EXTRACTED RECORDS
- - - - -

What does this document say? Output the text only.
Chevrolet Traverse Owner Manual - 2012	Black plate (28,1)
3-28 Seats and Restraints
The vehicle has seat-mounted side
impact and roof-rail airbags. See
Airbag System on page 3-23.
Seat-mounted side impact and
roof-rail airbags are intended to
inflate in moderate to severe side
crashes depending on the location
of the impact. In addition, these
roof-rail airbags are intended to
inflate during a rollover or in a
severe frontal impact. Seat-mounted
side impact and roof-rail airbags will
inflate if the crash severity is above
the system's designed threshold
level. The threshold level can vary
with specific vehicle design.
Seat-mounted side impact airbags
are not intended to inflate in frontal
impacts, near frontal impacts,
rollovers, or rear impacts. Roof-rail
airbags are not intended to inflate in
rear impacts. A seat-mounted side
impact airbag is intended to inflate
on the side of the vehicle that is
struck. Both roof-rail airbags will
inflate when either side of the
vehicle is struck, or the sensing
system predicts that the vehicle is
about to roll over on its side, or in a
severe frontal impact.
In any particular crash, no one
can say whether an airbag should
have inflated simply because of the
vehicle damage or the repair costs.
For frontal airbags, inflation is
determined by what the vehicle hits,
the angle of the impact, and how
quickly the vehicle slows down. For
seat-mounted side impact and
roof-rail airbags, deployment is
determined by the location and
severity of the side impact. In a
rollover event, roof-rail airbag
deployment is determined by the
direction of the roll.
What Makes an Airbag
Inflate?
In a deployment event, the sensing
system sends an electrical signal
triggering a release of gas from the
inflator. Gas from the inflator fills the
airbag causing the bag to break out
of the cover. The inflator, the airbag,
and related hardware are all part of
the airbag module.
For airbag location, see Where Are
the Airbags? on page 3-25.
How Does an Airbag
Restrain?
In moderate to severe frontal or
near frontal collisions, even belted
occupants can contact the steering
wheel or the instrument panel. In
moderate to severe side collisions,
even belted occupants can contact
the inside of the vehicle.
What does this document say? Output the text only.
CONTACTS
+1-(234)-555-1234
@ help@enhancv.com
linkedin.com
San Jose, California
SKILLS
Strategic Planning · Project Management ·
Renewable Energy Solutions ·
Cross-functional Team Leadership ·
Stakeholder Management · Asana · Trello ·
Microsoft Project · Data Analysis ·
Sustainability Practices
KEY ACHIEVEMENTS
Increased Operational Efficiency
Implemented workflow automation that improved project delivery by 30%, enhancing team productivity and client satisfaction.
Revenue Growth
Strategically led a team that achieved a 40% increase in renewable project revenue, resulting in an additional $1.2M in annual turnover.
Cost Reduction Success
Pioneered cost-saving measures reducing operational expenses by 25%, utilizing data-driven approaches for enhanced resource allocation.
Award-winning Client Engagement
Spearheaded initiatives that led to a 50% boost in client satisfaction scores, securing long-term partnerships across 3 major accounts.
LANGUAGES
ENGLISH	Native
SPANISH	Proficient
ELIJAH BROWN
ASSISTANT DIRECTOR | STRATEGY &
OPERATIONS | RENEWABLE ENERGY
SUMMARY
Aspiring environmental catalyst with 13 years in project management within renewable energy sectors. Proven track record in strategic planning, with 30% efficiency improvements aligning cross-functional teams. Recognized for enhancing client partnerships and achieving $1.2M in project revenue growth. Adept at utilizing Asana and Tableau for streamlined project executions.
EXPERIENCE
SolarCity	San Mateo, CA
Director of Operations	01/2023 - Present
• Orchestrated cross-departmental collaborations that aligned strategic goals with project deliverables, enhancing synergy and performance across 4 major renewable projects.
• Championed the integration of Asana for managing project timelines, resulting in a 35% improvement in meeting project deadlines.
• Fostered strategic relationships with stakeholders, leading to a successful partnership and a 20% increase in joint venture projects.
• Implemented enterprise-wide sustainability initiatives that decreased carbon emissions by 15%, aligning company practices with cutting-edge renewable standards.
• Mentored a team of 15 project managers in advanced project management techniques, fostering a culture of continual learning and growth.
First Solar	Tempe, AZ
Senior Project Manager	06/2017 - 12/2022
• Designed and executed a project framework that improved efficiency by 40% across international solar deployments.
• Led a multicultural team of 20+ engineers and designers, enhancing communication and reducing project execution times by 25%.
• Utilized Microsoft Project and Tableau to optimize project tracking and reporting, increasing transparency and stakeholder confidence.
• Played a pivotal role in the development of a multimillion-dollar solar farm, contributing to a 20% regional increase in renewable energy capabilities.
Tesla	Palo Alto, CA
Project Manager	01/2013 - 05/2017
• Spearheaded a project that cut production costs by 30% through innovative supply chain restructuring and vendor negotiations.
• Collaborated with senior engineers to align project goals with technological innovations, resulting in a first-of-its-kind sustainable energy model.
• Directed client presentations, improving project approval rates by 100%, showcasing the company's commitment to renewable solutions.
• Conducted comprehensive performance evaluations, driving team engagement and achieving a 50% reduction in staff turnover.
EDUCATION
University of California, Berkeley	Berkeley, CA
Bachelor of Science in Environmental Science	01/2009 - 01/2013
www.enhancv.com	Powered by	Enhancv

- - - - -

Retype the data exactly as given.

What does this document say? Output the text only.
Chevrolet Traverse Owner Manual - 2012	Black plate (28,1)
3-28 Seats and Restraints
The vehicle has seat-mounted side
impact and roof-rail airbags. See
Airbag System on page 3-23.
Seat-mounted side impact and
roof-rail airbags are intended to
inflate in moderate to severe side
crashes depending on the location
of the impact. In addition, these
roof-rail airbags are intended to
inflate during a rollover or in a
severe frontal impact. Seat-mounted
side impact and roof-rail airbags will
inflate if the crash severity is above
the system's designed threshold
level. The threshold level can vary
with specific vehicle design.
Seat-mounted side impact airbags
are not intended to inflate in frontal
impacts, near frontal impacts,
rollovers, or rear impacts. Roof-rail
airbags are not intended to inflate in
rear impacts. A seat-mounted side
impact airbag is intended to inflate
on the side of the vehicle that is
struck. Both roof-rail airbags will
inflate when either side of the
vehicle is struck, or the sensing
system predicts that the vehicle is
about to roll over on its side, or in a
severe frontal impact.
In any particular crash, no one
can say whether an airbag should
have inflated simply because of the
vehicle damage or the repair costs.
For frontal airbags, inflation is
determined by what the vehicle hits,
the angle of the impact, and how
quickly the vehicle slows down. For
seat-mounted side impact and
roof-rail airbags, deployment is
determined by the location and
severity of the side impact. In a
rollover event, roof-rail airbag
deployment is determined by the
direction of the roll.
What Makes an Airbag
Inflate?
In a deployment event, the sensing
system sends an electrical signal
triggering a release of gas from the
inflator. Gas from the inflator fills the
airbag causing the bag to break out
of the cover. The inflator, the airbag,
and related hardware are all part of
the airbag module.
For airbag location, see Where Are
the Airbags? on page 3-25.
How Does an Airbag
Restrain?
In moderate to severe frontal or
near frontal collisions, even belted
occupants can contact the steering
wheel or the instrument panel. In
moderate to severe side collisions,
even belted occupants can contact
the inside of the vehicle.
What does this document say? Output the text only.
CONTACTS
+1-(234)-555-1234
@ help@enhancv.com
linkedin.com
San Jose, California
SKILLS
Strategic Planning · Project Management ·
Renewable Energy Solutions ·
Cross-functional Team Leadership ·
Stakeholder Management · Asana · Trello ·
Microsoft Project · Data Analysis ·
Sustainability Practices
KEY ACHIEVEMENTS
Increased Operational Efficiency
Implemented workflow automation that improved project delivery by 30%, enhancing team productivity and client satisfaction.
Revenue Growth
Strategically led a team that achieved a 40% increase in renewable project revenue, resulting in an additional $1.2M in annual turnover.
Cost Reduction Success
Pioneered cost-saving measures reducing operational expenses by 25%, utilizing data-driven approaches for enhanced resource allocation.
Award-winning Client Engagement
Spearheaded initiatives that led to a 50% boost in client satisfaction scores, securing long-term partnerships across 3 major accounts.
LANGUAGES
ENGLISH	Native
SPANISH	Proficient
ELIJAH BROWN
ASSISTANT DIRECTOR | STRATEGY &
OPERATIONS | RENEWABLE ENERGY
SUMMARY
Aspiring environmental catalyst with 13 years in project management within renewable energy sectors. Proven track record in strategic planning, with 30% efficiency improvements aligning cross-functional teams. Recognized for enhancing client partnerships and achieving $1.2M in project revenue growth. Adept at utilizing Asana and Tableau for streamlined project executions.
EXPERIENCE
SolarCity	San Mateo, CA
Director of Operations	01/2023 - Present
• Orchestrated cross-departmental collaborations that aligned strategic goals with project deliverables, enhancing synergy and performance across 4 major renewable projects.
• Championed the integration of Asana for managing project timelines, resulting in a 35% improvement in meeting project deadlines.
• Fostered strategic relationships with stakeholders, leading to a successful partnership and a 20% increase in joint venture projects.
• Implemented enterprise-wide sustainability initiatives that decreased carbon emissions by 15%, aligning company practices with cutting-edge renewable standards.
• Mentored a team of 15 project managers in advanced project management techniques, fostering a culture of continual learning and growth.
First Solar	Tempe, AZ
Senior Project Manager	06/2017 - 12/2022
• Designed and executed a project framework that improved efficiency by 40% across international solar deployments.
• Led a multicultural team of 20+ engineers and designers, enhancing communication and reducing project execution times by 25%.
• Utilized Microsoft Project and Tableau to optimize project tracking and reporting, increasing transparency and stakeholder confidence.
• Played a pivotal role in the development of a multimillion-dollar solar farm, contributing to a 20% regional increase in renewable energy capabilities.
Tesla	Palo Alto, CA
Project Manager	01/2013 - 05/2017
• Spearheaded a project that cut production costs by 30% through innovative supply chain restructuring and vendor negotiations.
• Collaborated with senior engineers to align project goals with technological innovations, resulting in a first-of-its-kind sustainable energy model.
• Directed client presentations, improving project approval rates by 100%, showcasing the company's commitment to renewable solutions.
• Conducted comprehensive performance evaluations, driving team engagement and achieving a 50% reduction in staff turnover.
EDUCATION
University of California, Berkeley	Berkeley, CA
Bachelor of Science in Environmental Science	01/2009 - 01/2013
www.enhancv.com	Powered by	Enhancv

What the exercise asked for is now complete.